Lanjutkan berita tentang aksi payung hitam para pekerja rumah tangga yang menuntut pengesahan RUU Perlindungan PRT, mulai setelah kalimat terakhir yang ditampilkan.

Kutipan berita:
- - -
Bentangkan Payung Hitam, Puluhan Korban Penyiksaan Tuntut Undang-Undang Perlindungan PRT Disahkan
Bentangkan payung hitam di Taman Pandang Istana Merdeka, korban penyiksaan uuntut Undang-Undang Perlindungan Pekerja Rumah Tangga segera disahkan
Penulis: Ashri Fadilla
Editor: Theresia Felisiani
TRIBUNNEWS.COM, JAKARTA - Puluhan payung hitam tampak berjejer di Taman Pandang Istana Merdeka, Jakarta pada hari ini, Rabu (21/12/2022).
Di payung hitam itu terlukis keresahan para pekerja rumah tangga (PRT) perempuan.
Mereka resah sebab Rancangan Undang-Undang (RUU) Perlindungan PRT tak kunjung disahkan.
"Sahkan RUU PPRT!" sebagaimana tertulis di puluhan payung hitam tersebut.
Padahal RUU tersebut dapat menjadi landasan perlindungan kuat bagi para PRT yang kerap termarjinalkan.
Oleh sebab itulah mereka merasa berduka dan mengekspresikannya dengan warna hitam.
- - -
Catatan hasil ekstraksi:
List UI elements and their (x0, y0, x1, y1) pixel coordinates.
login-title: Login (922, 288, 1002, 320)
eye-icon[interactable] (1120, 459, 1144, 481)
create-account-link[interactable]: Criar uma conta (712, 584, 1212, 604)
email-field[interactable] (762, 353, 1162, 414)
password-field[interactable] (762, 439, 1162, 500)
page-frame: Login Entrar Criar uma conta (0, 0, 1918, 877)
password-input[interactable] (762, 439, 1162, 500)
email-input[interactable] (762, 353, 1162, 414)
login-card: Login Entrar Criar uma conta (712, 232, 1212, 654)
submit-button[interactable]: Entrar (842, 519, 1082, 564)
- - -
Hasil latihan:
Sedangkan payung, menjadi simbol perlindungan bagi mereka.
"Kami berduka karena sudah 20 tahun. Payung itu perlindungan dari negara untuk mendapat hak ekonomi dan proteksi fisik, termasuk dari tendangan-tendangan majikan," ujar Koordinator Koalisi Sipil untuk Perlindungan PRT, Eva Kusuma Sundari.
Dari penantian panjang selama 20 tahun, para PRT kembali menyuarakan dengan lantang keresahan dalam aksi damai pada hari ini.
Baca juga: PRT Indonesia di Hong Kong Ditelantarkan Majikan Karena Positif Covid-19, Ini Upaya Pemerintah
Secara garis besar, ada dua tuntutan utama yang disampaikan.
Pertama, meminta agar Presiden Joko Widodo dan Ketua DPR Puan Maharani mendengarkan suara para korban tindak kekerasan terhadap PRT.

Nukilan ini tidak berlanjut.